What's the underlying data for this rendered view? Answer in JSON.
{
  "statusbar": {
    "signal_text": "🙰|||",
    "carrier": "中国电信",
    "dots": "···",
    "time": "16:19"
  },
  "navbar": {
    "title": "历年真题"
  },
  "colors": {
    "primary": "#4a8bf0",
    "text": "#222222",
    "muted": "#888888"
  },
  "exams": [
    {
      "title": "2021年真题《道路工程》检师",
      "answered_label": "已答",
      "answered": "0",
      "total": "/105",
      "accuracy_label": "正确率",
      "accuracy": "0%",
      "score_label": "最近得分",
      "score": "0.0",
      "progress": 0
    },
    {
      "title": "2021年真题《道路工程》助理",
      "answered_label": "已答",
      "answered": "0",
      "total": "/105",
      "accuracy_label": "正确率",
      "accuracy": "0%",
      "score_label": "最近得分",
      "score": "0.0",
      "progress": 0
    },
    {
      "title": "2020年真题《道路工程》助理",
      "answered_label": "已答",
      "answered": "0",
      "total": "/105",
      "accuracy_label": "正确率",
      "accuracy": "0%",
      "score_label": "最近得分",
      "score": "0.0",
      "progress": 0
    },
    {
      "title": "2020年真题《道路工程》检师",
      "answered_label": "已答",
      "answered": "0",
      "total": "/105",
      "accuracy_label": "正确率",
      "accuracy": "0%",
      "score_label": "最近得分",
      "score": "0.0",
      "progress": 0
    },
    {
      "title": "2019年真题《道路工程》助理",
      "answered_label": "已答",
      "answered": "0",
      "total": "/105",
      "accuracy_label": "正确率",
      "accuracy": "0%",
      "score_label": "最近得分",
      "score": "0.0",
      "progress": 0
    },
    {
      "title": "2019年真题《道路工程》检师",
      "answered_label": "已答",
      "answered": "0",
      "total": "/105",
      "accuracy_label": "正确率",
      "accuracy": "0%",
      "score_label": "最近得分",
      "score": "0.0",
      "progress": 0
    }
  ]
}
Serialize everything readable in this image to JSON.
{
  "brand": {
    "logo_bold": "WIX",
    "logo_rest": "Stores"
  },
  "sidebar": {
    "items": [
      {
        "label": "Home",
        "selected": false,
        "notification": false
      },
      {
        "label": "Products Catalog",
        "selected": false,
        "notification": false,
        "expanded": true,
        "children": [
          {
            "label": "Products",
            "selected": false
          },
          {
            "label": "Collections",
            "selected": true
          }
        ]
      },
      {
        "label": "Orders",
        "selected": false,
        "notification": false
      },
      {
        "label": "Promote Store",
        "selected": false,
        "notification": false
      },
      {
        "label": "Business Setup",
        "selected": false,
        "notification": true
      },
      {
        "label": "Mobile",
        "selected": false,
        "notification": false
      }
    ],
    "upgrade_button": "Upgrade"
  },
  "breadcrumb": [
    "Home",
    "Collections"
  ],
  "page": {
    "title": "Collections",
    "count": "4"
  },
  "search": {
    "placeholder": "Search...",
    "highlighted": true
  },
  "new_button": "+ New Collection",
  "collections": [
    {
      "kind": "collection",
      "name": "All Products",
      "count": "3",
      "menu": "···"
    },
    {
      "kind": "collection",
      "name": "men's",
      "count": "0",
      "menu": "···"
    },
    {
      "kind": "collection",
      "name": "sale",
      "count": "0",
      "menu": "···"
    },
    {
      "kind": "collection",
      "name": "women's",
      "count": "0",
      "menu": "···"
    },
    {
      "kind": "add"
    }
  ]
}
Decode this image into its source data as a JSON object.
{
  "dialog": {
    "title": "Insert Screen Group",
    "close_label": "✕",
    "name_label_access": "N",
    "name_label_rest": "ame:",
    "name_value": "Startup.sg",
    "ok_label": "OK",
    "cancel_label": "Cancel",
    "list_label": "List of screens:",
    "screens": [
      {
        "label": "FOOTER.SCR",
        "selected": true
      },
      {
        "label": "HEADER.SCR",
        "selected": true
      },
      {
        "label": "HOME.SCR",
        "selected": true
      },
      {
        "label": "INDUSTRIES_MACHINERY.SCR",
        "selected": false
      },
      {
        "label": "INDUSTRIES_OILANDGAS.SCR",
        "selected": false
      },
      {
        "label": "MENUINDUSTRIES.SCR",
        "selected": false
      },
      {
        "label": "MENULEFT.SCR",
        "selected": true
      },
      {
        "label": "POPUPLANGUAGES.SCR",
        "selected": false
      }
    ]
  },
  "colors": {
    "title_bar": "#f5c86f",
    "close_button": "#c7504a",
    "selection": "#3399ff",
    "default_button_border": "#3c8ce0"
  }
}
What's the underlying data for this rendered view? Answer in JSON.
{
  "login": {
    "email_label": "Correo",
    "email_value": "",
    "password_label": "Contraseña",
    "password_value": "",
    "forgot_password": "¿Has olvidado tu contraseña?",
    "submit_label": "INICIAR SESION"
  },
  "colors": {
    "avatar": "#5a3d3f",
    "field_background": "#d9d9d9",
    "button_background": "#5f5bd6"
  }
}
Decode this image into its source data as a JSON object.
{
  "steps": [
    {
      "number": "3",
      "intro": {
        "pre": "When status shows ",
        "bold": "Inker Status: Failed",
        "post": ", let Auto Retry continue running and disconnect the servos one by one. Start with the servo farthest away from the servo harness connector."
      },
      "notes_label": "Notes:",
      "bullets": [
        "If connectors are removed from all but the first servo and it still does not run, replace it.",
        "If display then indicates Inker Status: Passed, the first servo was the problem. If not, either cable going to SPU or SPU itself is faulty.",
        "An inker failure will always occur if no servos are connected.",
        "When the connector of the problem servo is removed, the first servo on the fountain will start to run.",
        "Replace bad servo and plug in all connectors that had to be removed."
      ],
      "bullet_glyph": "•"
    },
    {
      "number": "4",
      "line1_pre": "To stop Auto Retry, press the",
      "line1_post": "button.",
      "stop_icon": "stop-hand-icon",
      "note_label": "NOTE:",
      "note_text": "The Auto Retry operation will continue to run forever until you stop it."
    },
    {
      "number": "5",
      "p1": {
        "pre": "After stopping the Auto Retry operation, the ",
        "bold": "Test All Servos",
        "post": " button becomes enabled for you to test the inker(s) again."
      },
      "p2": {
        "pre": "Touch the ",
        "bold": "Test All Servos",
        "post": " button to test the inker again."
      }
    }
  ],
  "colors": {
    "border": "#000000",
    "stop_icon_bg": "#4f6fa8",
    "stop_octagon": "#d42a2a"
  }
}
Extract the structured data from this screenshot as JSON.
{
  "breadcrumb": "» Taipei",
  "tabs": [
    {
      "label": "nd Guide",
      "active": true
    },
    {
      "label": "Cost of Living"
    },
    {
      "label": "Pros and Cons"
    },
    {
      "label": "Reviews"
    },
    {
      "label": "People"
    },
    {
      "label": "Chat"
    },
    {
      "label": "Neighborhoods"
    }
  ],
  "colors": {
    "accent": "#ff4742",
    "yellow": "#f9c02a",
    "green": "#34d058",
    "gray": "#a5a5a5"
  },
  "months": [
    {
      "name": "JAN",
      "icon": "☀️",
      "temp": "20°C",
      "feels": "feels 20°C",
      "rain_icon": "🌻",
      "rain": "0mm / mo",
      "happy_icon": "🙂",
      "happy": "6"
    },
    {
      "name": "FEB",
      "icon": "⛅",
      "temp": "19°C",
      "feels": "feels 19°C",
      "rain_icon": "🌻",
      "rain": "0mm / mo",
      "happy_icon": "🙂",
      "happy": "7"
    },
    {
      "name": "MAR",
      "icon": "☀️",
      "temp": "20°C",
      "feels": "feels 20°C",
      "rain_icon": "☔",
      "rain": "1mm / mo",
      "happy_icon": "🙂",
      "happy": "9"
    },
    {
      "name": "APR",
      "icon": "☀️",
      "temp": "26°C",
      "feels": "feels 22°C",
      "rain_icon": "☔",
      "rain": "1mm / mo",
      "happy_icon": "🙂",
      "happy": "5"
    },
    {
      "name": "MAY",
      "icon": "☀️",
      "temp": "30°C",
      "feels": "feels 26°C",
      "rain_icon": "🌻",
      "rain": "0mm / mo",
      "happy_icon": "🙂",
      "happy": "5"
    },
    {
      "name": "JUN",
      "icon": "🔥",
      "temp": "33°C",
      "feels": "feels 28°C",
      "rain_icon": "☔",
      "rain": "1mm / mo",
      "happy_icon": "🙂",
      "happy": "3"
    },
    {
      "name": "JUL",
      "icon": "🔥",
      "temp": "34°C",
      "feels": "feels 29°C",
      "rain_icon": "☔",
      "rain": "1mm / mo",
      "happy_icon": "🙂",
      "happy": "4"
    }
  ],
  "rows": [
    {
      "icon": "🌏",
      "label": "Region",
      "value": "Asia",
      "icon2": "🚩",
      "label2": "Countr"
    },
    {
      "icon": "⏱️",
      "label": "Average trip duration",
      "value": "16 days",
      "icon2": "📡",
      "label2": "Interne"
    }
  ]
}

########

- Task goal
Where a line in the material contains "continue", copy that line.

- The answer
        "post": ", let Auto Retry continue running and disconnect the servos one by one. Start with the servo farthest away from the servo harness connector."
      "note_text": "The Auto Retry operation will continue to run forever until you stop it."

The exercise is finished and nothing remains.